◆ **Work to do**: Return all the data below as it stands, minus the pictures.

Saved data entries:
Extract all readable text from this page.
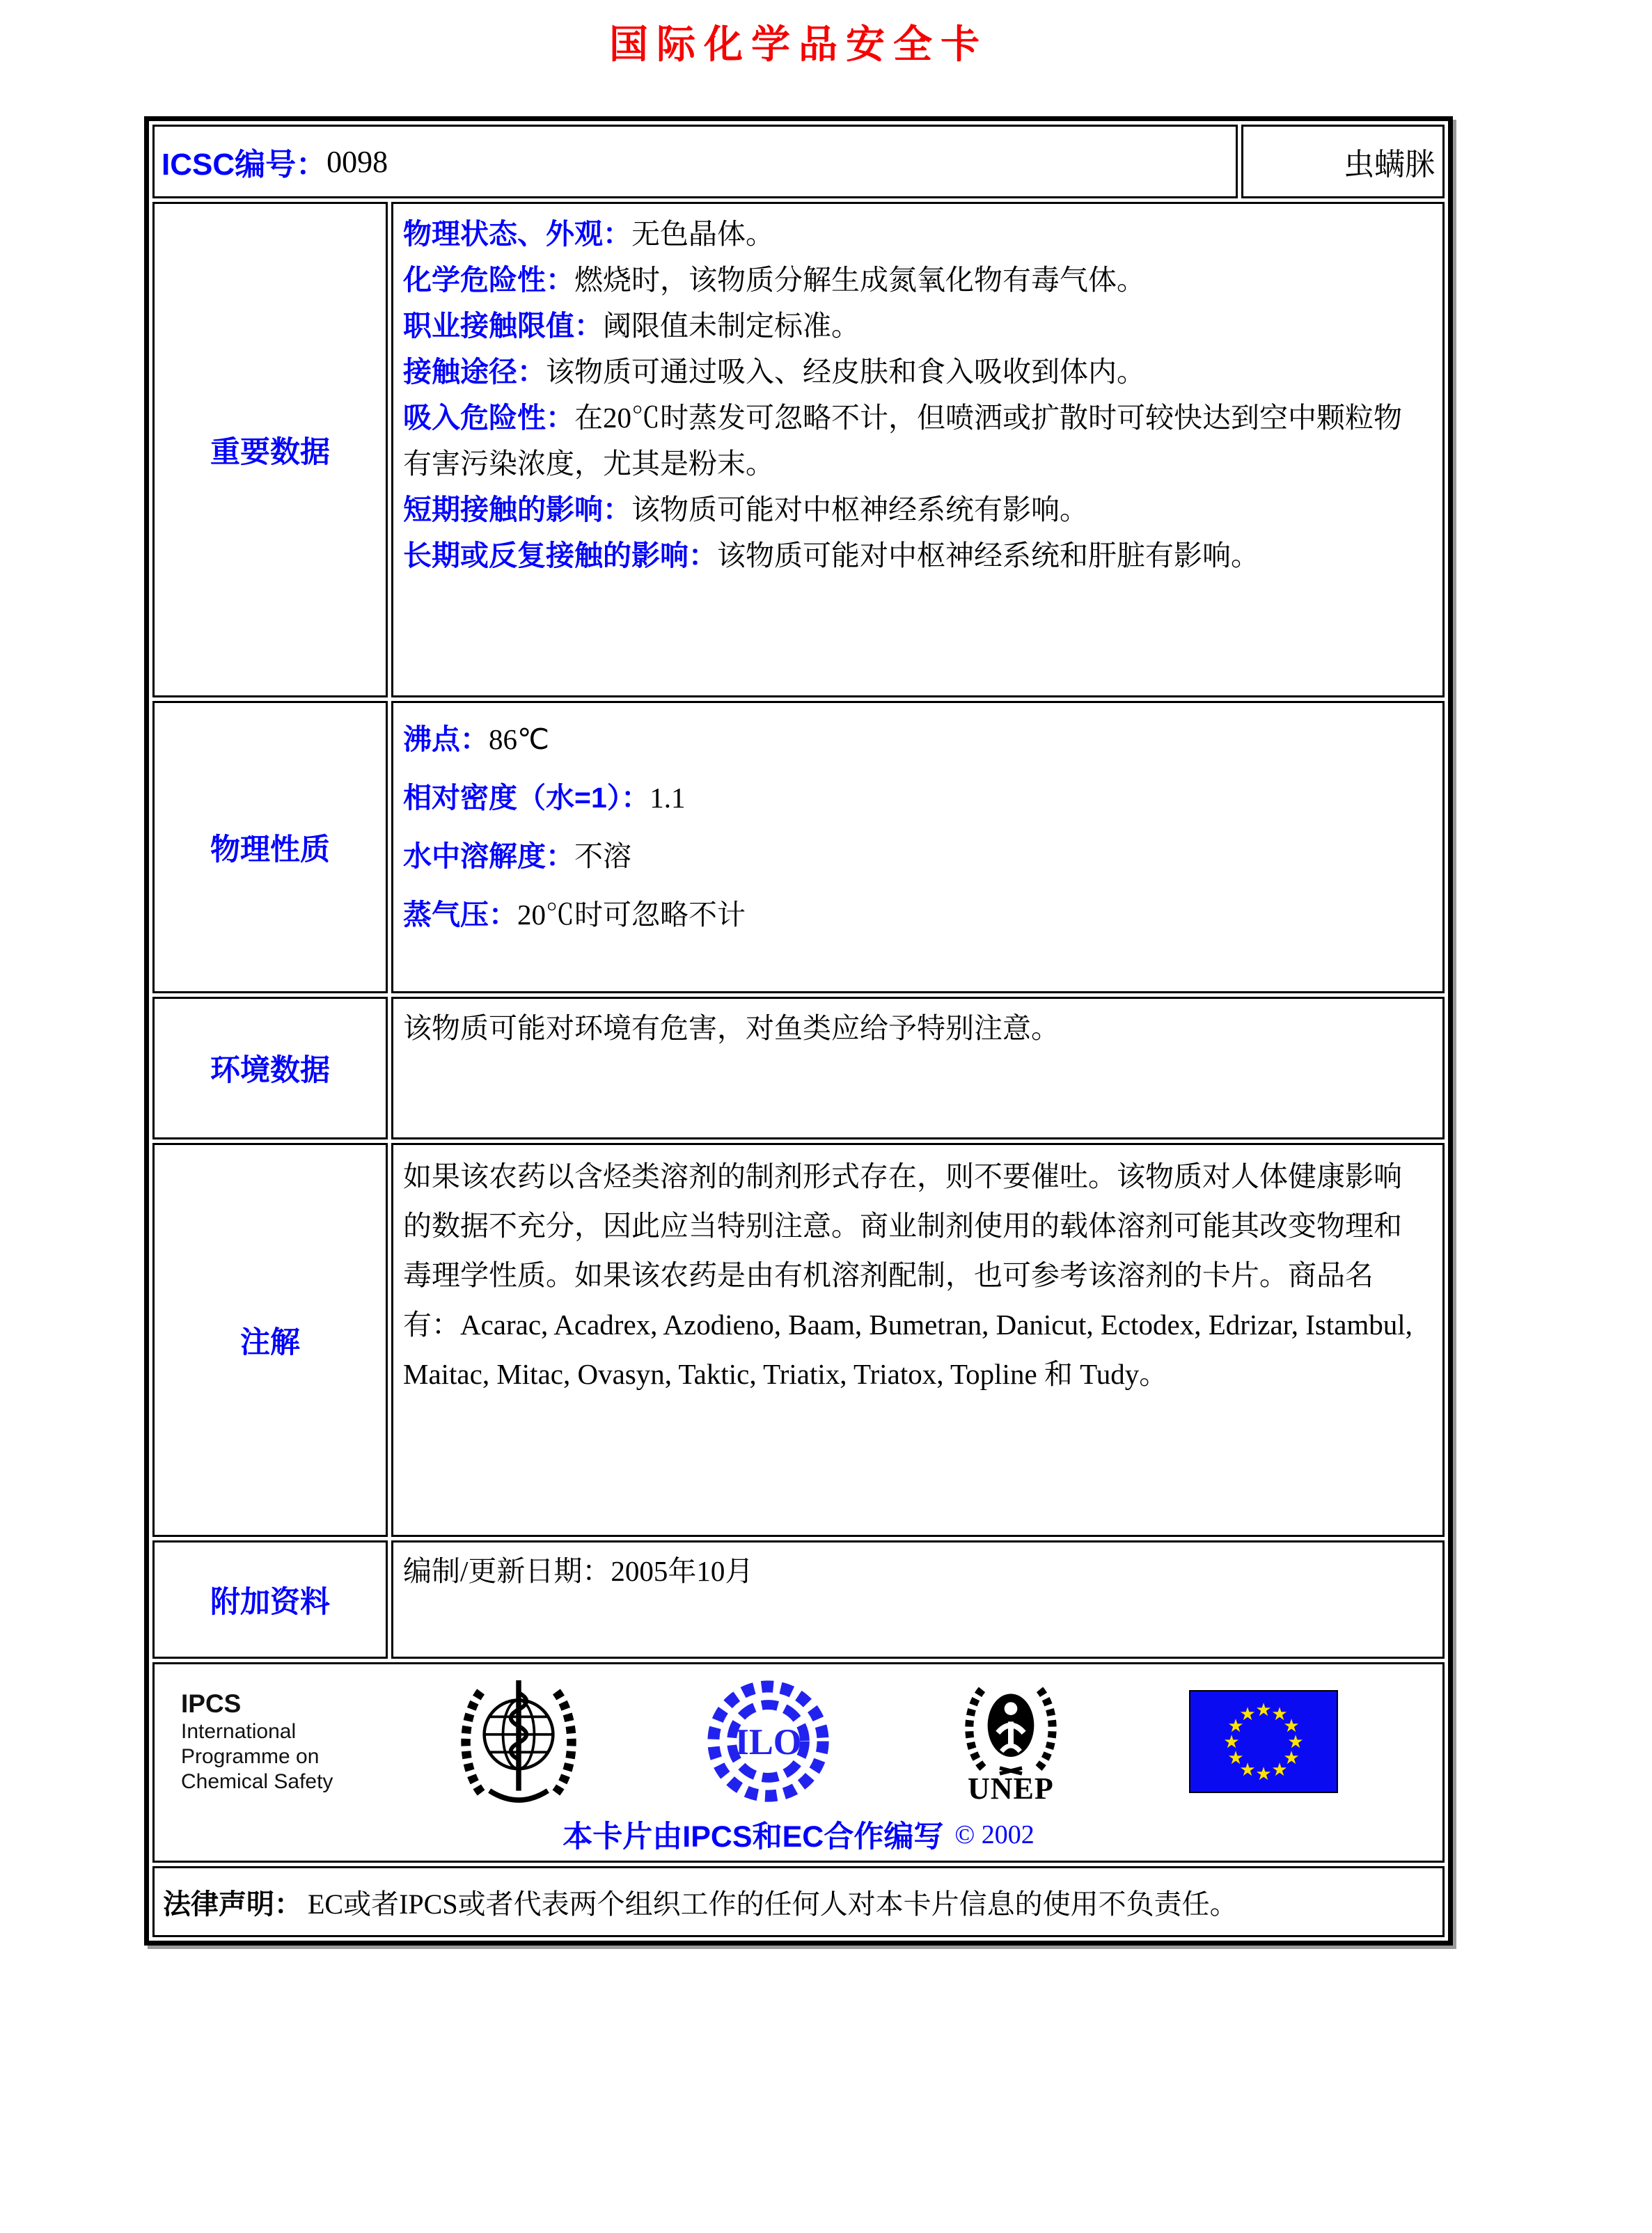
国际化学品安全卡
ICSC编号： 0098	虫螨脒
重要数据
物理状态、外观：无色晶体。
化学危险性：燃烧时，该物质分解生成氮氧化物有毒气体。
职业接触限值：阈限值未制定标准。
接触途径：该物质可通过吸入、经皮肤和食入吸收到体内。
吸入危险性：在20℃时蒸发可忽略不计，但喷洒或扩散时可较快达到空中颗粒物有害污染浓度，尤其是粉末。
短期接触的影响：该物质可能对中枢神经系统有影响。
长期或反复接触的影响：该物质可能对中枢神经系统和肝脏有影响。
物理性质
沸点：86℃
相对密度（水=1）：1.1
水中溶解度：不溶
蒸气压：20℃时可忽略不计
环境数据
该物质可能对环境有危害，对鱼类应给予特别注意。
注解
如果该农药以含烃类溶剂的制剂形式存在，则不要催吐。该物质对人体健康影响的数据不充分，因此应当特别注意。商业制剂使用的载体溶剂可能其改变物理和毒理学性质。如果该农药是由有机溶剂配制，也可参考该溶剂的卡片。商品名有：Acarac, Acadrex, Azodieno, Baam, Bumetran, Danicut, Ectodex, Edrizar, Istambul, Maitac, Mitac, Ovasyn, Taktic, Triatix, Triatox, Topline 和 Tudy。
附加资料
编制/更新日期：2005年10月
IPCS
International
Programme on
Chemical Safety
ILO
UNEP
★ ★
★
★
★
★
★
★
★
★
★
★
本卡片由IPCS和EC合作编写 © 2002
法律声明： EC或者IPCS或者代表两个组织工作的任何人对本卡片信息的使用不负责任。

◆ **Exercise response**:
Extract all readable text from this page.
国际化学品安全卡
ICSC编号： 0098	虫螨脒
重要数据
物理状态、外观：无色晶体。
化学危险性：燃烧时，该物质分解生成氮氧化物有毒气体。
职业接触限值：阈限值未制定标准。
接触途径：该物质可通过吸入、经皮肤和食入吸收到体内。
吸入危险性：在20℃时蒸发可忽略不计，但喷洒或扩散时可较快达到空中颗粒物有害污染浓度，尤其是粉末。
短期接触的影响：该物质可能对中枢神经系统有影响。
长期或反复接触的影响：该物质可能对中枢神经系统和肝脏有影响。
物理性质
沸点：86℃
相对密度（水=1）：1.1
水中溶解度：不溶
蒸气压：20℃时可忽略不计
环境数据
该物质可能对环境有危害，对鱼类应给予特别注意。
注解
如果该农药以含烃类溶剂的制剂形式存在，则不要催吐。该物质对人体健康影响的数据不充分，因此应当特别注意。商业制剂使用的载体溶剂可能其改变物理和毒理学性质。如果该农药是由有机溶剂配制，也可参考该溶剂的卡片。商品名有：Acarac, Acadrex, Azodieno, Baam, Bumetran, Danicut, Ectodex, Edrizar, Istambul, Maitac, Mitac, Ovasyn, Taktic, Triatix, Triatox, Topline 和 Tudy。
附加资料
编制/更新日期：2005年10月
IPCS
International
Programme on
Chemical Safety
ILO
UNEP
★ ★
★
★
★
★
★
★
★
★
★
★
本卡片由IPCS和EC合作编写 © 2002
法律声明： EC或者IPCS或者代表两个组织工作的任何人对本卡片信息的使用不负责任。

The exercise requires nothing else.